Rows:
*-*-*

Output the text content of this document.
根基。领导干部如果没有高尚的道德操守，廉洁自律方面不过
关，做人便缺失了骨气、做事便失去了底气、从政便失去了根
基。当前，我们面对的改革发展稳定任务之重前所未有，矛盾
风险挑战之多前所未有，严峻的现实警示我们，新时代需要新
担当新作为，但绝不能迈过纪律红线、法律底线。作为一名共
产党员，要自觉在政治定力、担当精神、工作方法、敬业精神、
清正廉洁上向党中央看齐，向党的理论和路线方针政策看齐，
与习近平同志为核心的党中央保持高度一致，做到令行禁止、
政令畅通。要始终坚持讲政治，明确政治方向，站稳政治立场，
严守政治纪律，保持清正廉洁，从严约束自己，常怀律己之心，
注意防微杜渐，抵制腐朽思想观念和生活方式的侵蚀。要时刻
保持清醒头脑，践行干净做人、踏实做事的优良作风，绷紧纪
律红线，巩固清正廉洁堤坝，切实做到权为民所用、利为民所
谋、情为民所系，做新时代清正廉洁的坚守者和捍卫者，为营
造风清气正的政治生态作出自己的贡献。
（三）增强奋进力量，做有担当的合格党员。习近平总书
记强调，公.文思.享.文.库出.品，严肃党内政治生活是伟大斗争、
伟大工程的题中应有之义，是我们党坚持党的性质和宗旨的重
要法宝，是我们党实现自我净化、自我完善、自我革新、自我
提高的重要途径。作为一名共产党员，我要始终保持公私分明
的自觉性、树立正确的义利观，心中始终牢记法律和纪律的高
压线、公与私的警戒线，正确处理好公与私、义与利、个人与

*-*-*

Your goal:
Each record above should be output again exactly.

Written answer:
Output the text content of this document.
根基。领导干部如果没有高尚的道德操守，廉洁自律方面不过
关，做人便缺失了骨气、做事便失去了底气、从政便失去了根
基。当前，我们面对的改革发展稳定任务之重前所未有，矛盾
风险挑战之多前所未有，严峻的现实警示我们，新时代需要新
担当新作为，但绝不能迈过纪律红线、法律底线。作为一名共
产党员，要自觉在政治定力、担当精神、工作方法、敬业精神、
清正廉洁上向党中央看齐，向党的理论和路线方针政策看齐，
与习近平同志为核心的党中央保持高度一致，做到令行禁止、
政令畅通。要始终坚持讲政治，明确政治方向，站稳政治立场，
严守政治纪律，保持清正廉洁，从严约束自己，常怀律己之心，
注意防微杜渐，抵制腐朽思想观念和生活方式的侵蚀。要时刻
保持清醒头脑，践行干净做人、踏实做事的优良作风，绷紧纪
律红线，巩固清正廉洁堤坝，切实做到权为民所用、利为民所
谋、情为民所系，做新时代清正廉洁的坚守者和捍卫者，为营
造风清气正的政治生态作出自己的贡献。
（三）增强奋进力量，做有担当的合格党员。习近平总书
记强调，公.文思.享.文.库出.品，严肃党内政治生活是伟大斗争、
伟大工程的题中应有之义，是我们党坚持党的性质和宗旨的重
要法宝，是我们党实现自我净化、自我完善、自我革新、自我
提高的重要途径。作为一名共产党员，我要始终保持公私分明
的自觉性、树立正确的义利观，心中始终牢记法律和纪律的高
压线、公与私的警戒线，正确处理好公与私、义与利、个人与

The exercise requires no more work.